#### [WRITTEN TASK]
Write out the material exactly, with the pictures left out.

※

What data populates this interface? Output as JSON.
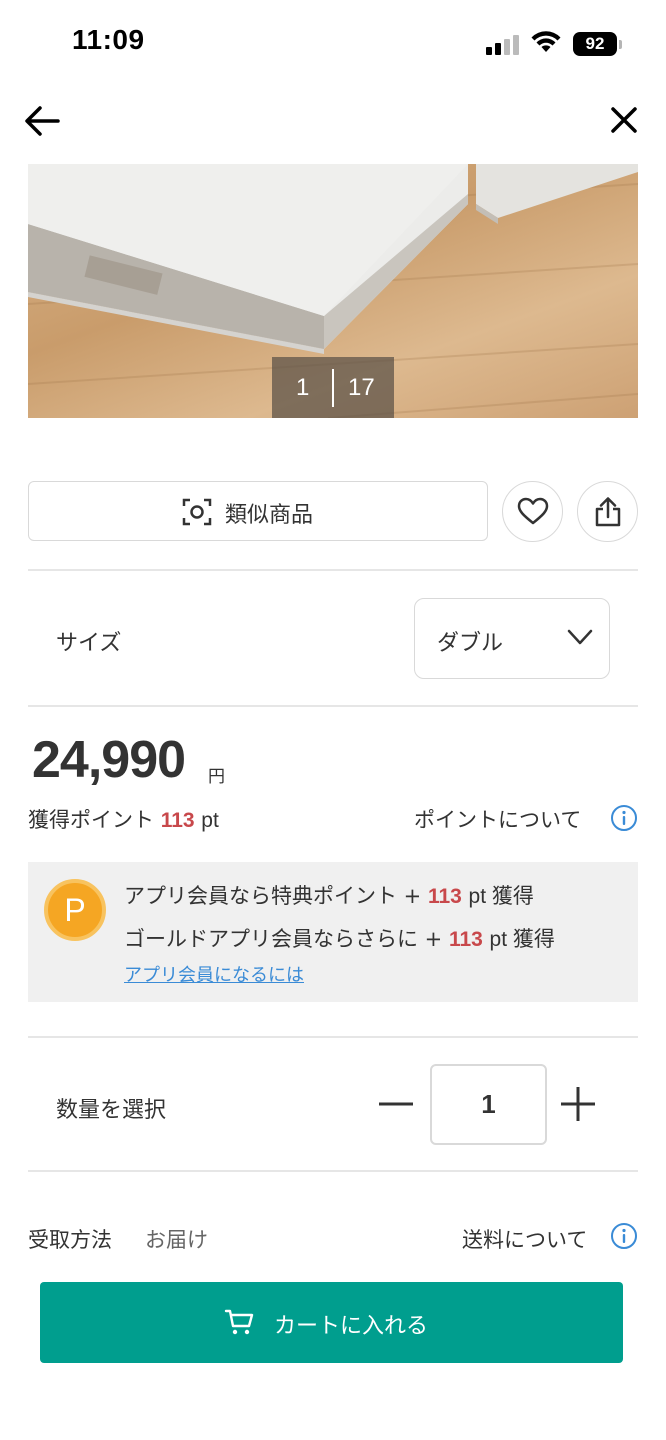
{
  "status_bar": {
    "time": "11:09",
    "battery": "92"
  },
  "product": {
    "image_counter": {
      "current": "1",
      "total": "17"
    },
    "similar_button_label": "類似商品",
    "size": {
      "label": "サイズ",
      "selected": "ダブル"
    },
    "price": {
      "amount": "24,990",
      "unit": "円"
    },
    "points": {
      "label": "獲得ポイント",
      "value": "113",
      "unit": "pt",
      "about_link": "ポイントについて"
    },
    "app_points": {
      "badge": "P",
      "line1": {
        "text": "アプリ会員なら特典ポイント +",
        "value": "113",
        "unit": "pt 獲得"
      },
      "line2": {
        "text": "ゴールドアプリ会員ならさらに +",
        "value": "113",
        "unit": "pt 獲得"
      },
      "link": "アプリ会員になるには"
    },
    "quantity": {
      "label": "数量を選択",
      "value": "1"
    },
    "receive": {
      "label": "受取方法",
      "value": "お届け",
      "shipping_link": "送料について"
    },
    "cart_button_label": "カートに入れる"
  },
  "colors": {
    "accent": "#009e8e",
    "points": "#c8484b",
    "link": "#3a8bd6",
    "badge": "#f5a623"
  },
  "icons": [
    "back-arrow-icon",
    "close-icon",
    "visual-search-icon",
    "heart-icon",
    "share-icon",
    "chevron-down-icon",
    "info-icon",
    "cart-icon",
    "minus-icon",
    "plus-icon"
  ]
}
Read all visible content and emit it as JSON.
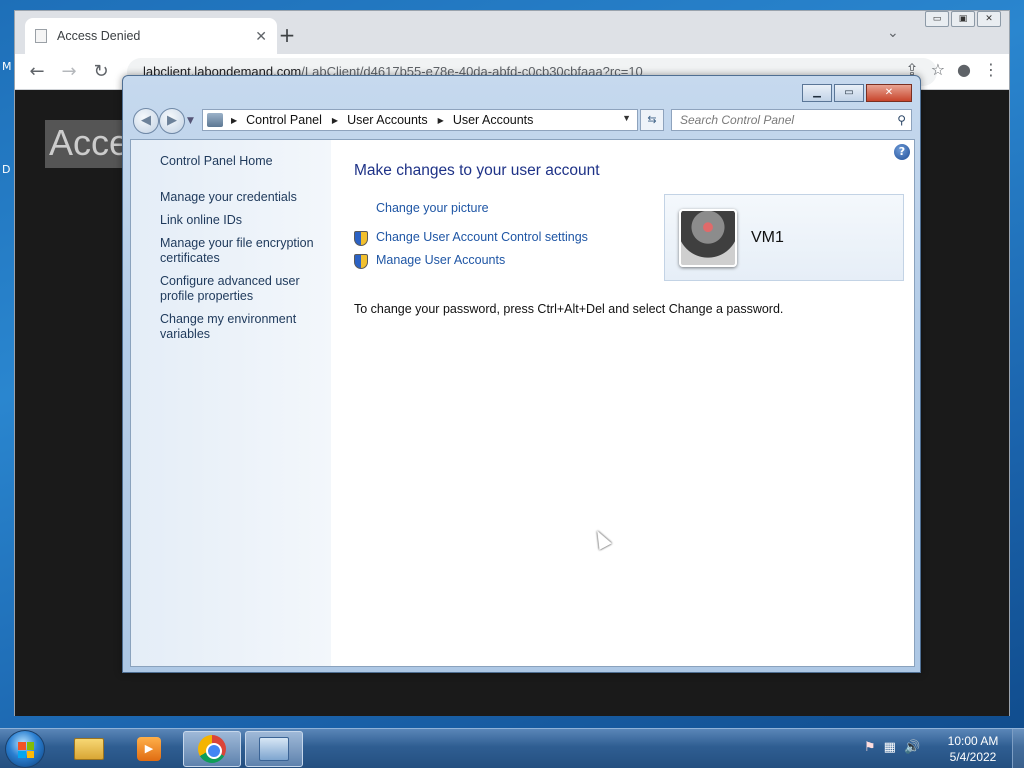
{
  "desktop": {
    "edge_letter_1": "M",
    "edge_letter_2": "D"
  },
  "browser": {
    "tab_title": "Access Denied",
    "tab_close": "✕",
    "new_tab": "+",
    "url_host": "labclient.labondemand.com",
    "url_path": "/LabClient/d4617b55-e78e-40da-abfd-c0cb30cbfaaa?rc=10",
    "page_heading": "Acce",
    "icons": [
      "back-icon",
      "forward-icon",
      "reload-icon",
      "share-icon",
      "star-icon",
      "profile-icon",
      "menu-icon"
    ]
  },
  "control_panel": {
    "breadcrumbs": [
      "Control Panel",
      "User Accounts",
      "User Accounts"
    ],
    "search_placeholder": "Search Control Panel",
    "left_links": [
      "Control Panel Home",
      "Manage your credentials",
      "Link online IDs",
      "Manage your file encryption certificates",
      "Configure advanced user profile properties",
      "Change my environment variables"
    ],
    "main_title": "Make changes to your user account",
    "tasks": [
      "Change your picture",
      "Change User Account Control settings",
      "Manage User Accounts"
    ],
    "user_name": "VM1",
    "password_note": "To change your password, press Ctrl+Alt+Del and select Change a password."
  },
  "taskbar": {
    "time": "10:00 AM",
    "date": "5/4/2022",
    "apps": [
      "file-explorer",
      "media-player",
      "chrome",
      "control-panel"
    ],
    "colors": {
      "taskbar": "#2f5e92",
      "accent": "#1f56a5"
    }
  }
}
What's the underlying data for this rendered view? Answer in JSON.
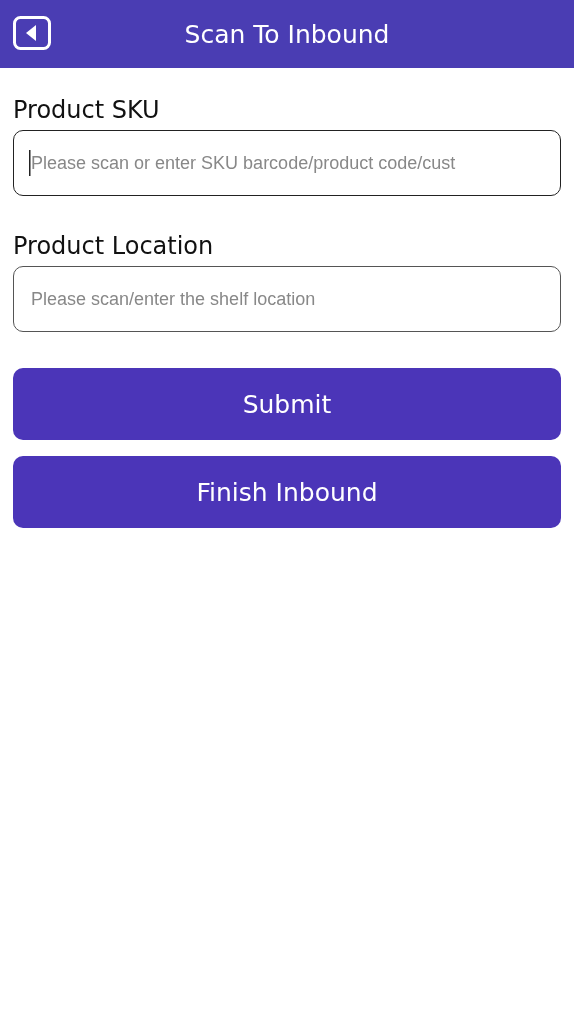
{
  "header": {
    "title": "Scan To Inbound"
  },
  "fields": [
    {
      "label": "Product SKU",
      "placeholder": "Please scan or enter SKU barcode/product code/cust",
      "focused": true
    },
    {
      "label": "Product Location",
      "placeholder": "Please scan/enter the shelf location",
      "focused": false
    }
  ],
  "buttons": [
    "Submit",
    "Finish Inbound"
  ]
}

※

#### [SOLUTION TO THIS PROBLEM]
What data populates this interface? Output as JSON.
{
  "status_bar": {
    "time": "11:09",
    "battery": "92"
  },
  "product": {
    "image_counter": {
      "current": "1",
      "total": "17"
    },
    "similar_button_label": "類似商品",
    "size": {
      "label": "サイズ",
      "selected": "ダブル"
    },
    "price": {
      "amount": "24,990",
      "unit": "円"
    },
    "points": {
      "label": "獲得ポイント",
      "value": "113",
      "unit": "pt",
      "about_link": "ポイントについて"
    },
    "app_points": {
      "badge": "P",
      "line1": {
        "text": "アプリ会員なら特典ポイント +",
        "value": "113",
        "unit": "pt 獲得"
      },
      "line2": {
        "text": "ゴールドアプリ会員ならさらに +",
        "value": "113",
        "unit": "pt 獲得"
      },
      "link": "アプリ会員になるには"
    },
    "quantity": {
      "label": "数量を選択",
      "value": "1"
    },
    "receive": {
      "label": "受取方法",
      "value": "お届け",
      "shipping_link": "送料について"
    },
    "cart_button_label": "カートに入れる"
  },
  "colors": {
    "accent": "#009e8e",
    "points": "#c8484b",
    "link": "#3a8bd6",
    "badge": "#f5a623"
  },
  "icons": [
    "back-arrow-icon",
    "close-icon",
    "visual-search-icon",
    "heart-icon",
    "share-icon",
    "chevron-down-icon",
    "info-icon",
    "cart-icon",
    "minus-icon",
    "plus-icon"
  ]
}
Read all visible content and emit it as JSON.
{
  "desktop": {
    "edge_letter_1": "M",
    "edge_letter_2": "D"
  },
  "browser": {
    "tab_title": "Access Denied",
    "tab_close": "✕",
    "new_tab": "+",
    "url_host": "labclient.labondemand.com",
    "url_path": "/LabClient/d4617b55-e78e-40da-abfd-c0cb30cbfaaa?rc=10",
    "page_heading": "Acce",
    "icons": [
      "back-icon",
      "forward-icon",
      "reload-icon",
      "share-icon",
      "star-icon",
      "profile-icon",
      "menu-icon"
    ]
  },
  "control_panel": {
    "breadcrumbs": [
      "Control Panel",
      "User Accounts",
      "User Accounts"
    ],
    "search_placeholder": "Search Control Panel",
    "left_links": [
      "Control Panel Home",
      "Manage your credentials",
      "Link online IDs",
      "Manage your file encryption certificates",
      "Configure advanced user profile properties",
      "Change my environment variables"
    ],
    "main_title": "Make changes to your user account",
    "tasks": [
      "Change your picture",
      "Change User Account Control settings",
      "Manage User Accounts"
    ],
    "user_name": "VM1",
    "password_note": "To change your password, press Ctrl+Alt+Del and select Change a password."
  },
  "taskbar": {
    "time": "10:00 AM",
    "date": "5/4/2022",
    "apps": [
      "file-explorer",
      "media-player",
      "chrome",
      "control-panel"
    ],
    "colors": {
      "taskbar": "#2f5e92",
      "accent": "#1f56a5"
    }
  }
}
What's the underlying data for this rendered view? Answer in JSON.
{
  "header": {
    "title": "Scan To Inbound"
  },
  "fields": [
    {
      "label": "Product SKU",
      "placeholder": "Please scan or enter SKU barcode/product code/cust",
      "focused": true
    },
    {
      "label": "Product Location",
      "placeholder": "Please scan/enter the shelf location",
      "focused": false
    }
  ],
  "buttons": [
    "Submit",
    "Finish Inbound"
  ]
}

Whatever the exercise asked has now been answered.